Excerpts from a figure dataset
####################

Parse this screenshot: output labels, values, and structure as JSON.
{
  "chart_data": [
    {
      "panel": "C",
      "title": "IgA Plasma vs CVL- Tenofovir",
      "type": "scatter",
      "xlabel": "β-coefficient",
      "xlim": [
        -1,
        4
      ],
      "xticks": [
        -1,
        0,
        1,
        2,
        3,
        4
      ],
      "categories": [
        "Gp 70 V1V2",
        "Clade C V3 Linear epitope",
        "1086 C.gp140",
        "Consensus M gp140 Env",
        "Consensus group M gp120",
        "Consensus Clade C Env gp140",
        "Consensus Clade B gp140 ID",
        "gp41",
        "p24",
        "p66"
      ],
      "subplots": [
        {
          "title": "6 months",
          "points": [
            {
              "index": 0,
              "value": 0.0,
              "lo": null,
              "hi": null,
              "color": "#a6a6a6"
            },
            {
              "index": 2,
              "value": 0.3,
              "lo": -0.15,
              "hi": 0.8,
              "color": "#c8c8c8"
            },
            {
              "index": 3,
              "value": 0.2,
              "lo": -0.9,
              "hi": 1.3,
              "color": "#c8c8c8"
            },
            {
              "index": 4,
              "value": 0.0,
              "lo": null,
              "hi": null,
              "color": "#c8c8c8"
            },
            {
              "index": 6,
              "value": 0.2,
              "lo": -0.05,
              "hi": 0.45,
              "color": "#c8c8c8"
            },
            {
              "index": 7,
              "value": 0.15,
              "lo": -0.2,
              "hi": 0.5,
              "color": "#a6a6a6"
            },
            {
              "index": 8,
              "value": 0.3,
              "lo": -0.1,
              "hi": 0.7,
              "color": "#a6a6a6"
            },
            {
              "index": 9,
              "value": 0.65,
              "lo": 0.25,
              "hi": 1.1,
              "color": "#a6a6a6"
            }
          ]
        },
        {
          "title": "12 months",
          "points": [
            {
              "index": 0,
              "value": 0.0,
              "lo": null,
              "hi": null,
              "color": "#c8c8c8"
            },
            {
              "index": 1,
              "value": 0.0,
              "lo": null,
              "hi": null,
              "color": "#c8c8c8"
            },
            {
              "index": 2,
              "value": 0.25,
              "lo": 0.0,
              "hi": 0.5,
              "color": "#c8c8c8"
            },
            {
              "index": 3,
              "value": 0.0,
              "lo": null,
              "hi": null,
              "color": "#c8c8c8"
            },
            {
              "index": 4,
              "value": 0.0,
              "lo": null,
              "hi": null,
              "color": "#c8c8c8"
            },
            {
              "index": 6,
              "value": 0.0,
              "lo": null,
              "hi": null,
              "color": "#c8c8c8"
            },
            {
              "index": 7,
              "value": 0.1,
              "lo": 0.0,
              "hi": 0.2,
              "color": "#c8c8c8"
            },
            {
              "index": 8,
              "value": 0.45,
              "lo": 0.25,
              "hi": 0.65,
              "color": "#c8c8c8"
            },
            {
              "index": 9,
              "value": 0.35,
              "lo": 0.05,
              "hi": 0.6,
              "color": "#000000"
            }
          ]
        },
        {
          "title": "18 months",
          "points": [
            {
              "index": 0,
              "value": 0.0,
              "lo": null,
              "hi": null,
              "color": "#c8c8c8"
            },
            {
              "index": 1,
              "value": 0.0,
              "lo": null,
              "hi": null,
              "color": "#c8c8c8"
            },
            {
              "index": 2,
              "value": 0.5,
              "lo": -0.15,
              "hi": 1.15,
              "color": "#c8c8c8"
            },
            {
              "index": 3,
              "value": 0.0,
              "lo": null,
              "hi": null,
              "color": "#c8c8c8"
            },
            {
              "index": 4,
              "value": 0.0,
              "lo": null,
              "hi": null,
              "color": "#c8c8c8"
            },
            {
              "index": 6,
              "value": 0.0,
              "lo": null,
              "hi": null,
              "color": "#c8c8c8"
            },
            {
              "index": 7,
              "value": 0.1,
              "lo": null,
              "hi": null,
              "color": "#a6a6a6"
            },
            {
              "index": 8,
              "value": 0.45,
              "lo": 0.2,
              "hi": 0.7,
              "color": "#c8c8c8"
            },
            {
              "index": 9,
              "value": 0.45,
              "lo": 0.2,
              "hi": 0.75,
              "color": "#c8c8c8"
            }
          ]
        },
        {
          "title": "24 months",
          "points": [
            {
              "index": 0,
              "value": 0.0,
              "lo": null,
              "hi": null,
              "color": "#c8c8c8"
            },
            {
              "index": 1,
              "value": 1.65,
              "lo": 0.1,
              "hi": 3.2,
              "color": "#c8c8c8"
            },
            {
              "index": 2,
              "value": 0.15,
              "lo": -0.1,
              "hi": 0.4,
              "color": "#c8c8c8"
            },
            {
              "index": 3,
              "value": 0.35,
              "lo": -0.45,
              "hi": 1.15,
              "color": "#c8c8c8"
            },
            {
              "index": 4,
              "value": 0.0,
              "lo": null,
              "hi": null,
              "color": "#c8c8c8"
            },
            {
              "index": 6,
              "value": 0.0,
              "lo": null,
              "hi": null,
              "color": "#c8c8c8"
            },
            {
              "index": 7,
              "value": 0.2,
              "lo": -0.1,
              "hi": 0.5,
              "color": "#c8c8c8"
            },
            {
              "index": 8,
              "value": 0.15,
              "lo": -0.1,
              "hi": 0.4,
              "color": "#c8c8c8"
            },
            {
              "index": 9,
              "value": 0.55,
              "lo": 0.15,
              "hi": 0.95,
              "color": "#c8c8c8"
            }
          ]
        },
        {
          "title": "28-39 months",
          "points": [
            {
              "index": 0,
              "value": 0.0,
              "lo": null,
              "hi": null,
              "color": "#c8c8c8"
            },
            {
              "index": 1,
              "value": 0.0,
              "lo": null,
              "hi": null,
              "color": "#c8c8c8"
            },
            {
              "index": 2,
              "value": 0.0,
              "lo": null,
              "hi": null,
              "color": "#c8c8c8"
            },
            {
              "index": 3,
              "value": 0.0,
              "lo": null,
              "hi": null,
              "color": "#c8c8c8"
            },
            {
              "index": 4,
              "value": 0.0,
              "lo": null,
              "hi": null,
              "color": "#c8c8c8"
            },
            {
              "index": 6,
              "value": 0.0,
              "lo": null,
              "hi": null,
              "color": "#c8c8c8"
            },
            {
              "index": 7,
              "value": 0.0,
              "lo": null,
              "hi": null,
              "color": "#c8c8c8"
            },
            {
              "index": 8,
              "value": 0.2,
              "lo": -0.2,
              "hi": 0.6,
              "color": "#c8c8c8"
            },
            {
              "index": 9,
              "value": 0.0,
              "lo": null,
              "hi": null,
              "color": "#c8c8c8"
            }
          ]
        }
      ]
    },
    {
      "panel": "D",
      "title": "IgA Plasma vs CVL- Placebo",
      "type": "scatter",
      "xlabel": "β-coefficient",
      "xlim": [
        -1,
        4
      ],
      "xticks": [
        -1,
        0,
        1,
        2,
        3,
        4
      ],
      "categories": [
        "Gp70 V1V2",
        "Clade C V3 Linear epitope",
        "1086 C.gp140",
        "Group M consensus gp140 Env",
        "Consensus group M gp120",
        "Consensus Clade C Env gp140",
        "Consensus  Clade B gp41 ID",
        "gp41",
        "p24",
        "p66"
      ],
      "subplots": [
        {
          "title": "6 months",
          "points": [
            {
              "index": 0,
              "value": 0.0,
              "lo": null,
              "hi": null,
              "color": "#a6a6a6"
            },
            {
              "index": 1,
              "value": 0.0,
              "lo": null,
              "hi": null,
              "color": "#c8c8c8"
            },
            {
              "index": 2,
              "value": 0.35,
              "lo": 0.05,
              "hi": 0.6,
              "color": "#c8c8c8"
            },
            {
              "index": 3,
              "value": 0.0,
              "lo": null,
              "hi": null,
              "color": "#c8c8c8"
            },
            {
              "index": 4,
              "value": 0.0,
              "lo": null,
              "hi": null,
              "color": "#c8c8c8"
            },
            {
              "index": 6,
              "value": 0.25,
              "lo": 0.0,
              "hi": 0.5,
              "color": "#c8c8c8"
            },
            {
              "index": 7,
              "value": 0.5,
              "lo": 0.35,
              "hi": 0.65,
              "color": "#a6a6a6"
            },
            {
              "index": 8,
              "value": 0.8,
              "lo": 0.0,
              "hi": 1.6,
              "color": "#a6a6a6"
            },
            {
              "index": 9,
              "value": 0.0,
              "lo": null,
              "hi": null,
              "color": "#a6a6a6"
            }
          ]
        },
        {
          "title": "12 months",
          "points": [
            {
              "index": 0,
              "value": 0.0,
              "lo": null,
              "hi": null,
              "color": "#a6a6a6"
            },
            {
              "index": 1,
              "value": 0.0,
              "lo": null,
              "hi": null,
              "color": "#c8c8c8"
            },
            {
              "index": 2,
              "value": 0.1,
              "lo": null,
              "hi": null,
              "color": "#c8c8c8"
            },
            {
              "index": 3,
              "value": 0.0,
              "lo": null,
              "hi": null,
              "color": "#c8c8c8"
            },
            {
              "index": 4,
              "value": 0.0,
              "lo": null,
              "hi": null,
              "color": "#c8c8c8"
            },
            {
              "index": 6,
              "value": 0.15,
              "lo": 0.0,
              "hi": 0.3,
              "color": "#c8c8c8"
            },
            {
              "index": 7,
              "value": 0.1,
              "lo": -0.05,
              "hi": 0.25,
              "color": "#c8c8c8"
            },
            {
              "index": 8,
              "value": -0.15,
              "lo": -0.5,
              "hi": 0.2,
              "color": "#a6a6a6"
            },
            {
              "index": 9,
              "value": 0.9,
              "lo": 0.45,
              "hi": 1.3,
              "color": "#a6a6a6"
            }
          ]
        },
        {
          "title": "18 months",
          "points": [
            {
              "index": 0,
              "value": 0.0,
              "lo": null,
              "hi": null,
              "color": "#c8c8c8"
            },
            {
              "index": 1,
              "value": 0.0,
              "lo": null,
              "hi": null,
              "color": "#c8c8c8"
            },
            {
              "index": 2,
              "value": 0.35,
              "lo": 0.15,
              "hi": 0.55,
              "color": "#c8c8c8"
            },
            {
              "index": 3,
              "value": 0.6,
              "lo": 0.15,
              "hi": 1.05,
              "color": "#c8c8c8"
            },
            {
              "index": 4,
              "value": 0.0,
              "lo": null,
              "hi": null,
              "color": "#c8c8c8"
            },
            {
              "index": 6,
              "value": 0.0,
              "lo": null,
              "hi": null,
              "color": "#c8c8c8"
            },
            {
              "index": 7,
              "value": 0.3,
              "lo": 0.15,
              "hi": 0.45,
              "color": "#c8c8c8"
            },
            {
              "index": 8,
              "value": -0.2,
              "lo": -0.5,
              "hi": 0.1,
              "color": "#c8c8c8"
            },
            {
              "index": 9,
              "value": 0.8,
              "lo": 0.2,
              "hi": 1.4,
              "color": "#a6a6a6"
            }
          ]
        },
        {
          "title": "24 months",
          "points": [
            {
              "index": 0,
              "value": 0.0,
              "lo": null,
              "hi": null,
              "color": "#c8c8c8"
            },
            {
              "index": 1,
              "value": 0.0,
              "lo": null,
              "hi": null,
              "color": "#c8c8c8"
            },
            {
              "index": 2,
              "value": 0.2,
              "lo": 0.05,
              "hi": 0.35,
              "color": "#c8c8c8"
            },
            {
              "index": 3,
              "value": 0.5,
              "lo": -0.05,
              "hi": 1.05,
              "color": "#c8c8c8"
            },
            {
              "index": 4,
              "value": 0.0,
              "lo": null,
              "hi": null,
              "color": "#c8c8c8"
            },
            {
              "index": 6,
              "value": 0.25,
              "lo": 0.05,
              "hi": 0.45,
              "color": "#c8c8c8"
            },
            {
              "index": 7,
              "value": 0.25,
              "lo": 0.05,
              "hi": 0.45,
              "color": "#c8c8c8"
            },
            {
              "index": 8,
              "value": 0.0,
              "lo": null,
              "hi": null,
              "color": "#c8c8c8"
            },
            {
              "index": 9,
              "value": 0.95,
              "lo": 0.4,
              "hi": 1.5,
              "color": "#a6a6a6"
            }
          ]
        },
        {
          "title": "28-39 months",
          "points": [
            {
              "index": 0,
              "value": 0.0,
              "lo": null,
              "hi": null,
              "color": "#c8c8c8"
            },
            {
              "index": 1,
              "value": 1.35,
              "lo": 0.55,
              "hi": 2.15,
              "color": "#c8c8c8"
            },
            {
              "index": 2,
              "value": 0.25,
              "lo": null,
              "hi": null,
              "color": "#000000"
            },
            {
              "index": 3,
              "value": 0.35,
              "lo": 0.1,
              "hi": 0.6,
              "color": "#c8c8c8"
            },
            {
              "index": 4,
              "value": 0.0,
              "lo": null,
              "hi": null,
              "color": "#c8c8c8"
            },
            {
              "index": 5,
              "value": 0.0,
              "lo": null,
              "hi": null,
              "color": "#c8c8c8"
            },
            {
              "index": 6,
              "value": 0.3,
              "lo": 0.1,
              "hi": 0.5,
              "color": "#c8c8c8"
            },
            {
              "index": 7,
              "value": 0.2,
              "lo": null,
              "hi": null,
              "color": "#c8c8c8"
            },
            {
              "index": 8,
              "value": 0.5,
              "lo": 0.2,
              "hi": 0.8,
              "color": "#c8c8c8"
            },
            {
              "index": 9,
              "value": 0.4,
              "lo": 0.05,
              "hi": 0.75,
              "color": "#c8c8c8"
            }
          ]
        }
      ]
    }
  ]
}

####################

Search the data above for the string "Plasma" and return every line that has it.

      "title": "IgA Plasma vs CVL- Tenofovir",
      "title": "IgA Plasma vs CVL- Placebo",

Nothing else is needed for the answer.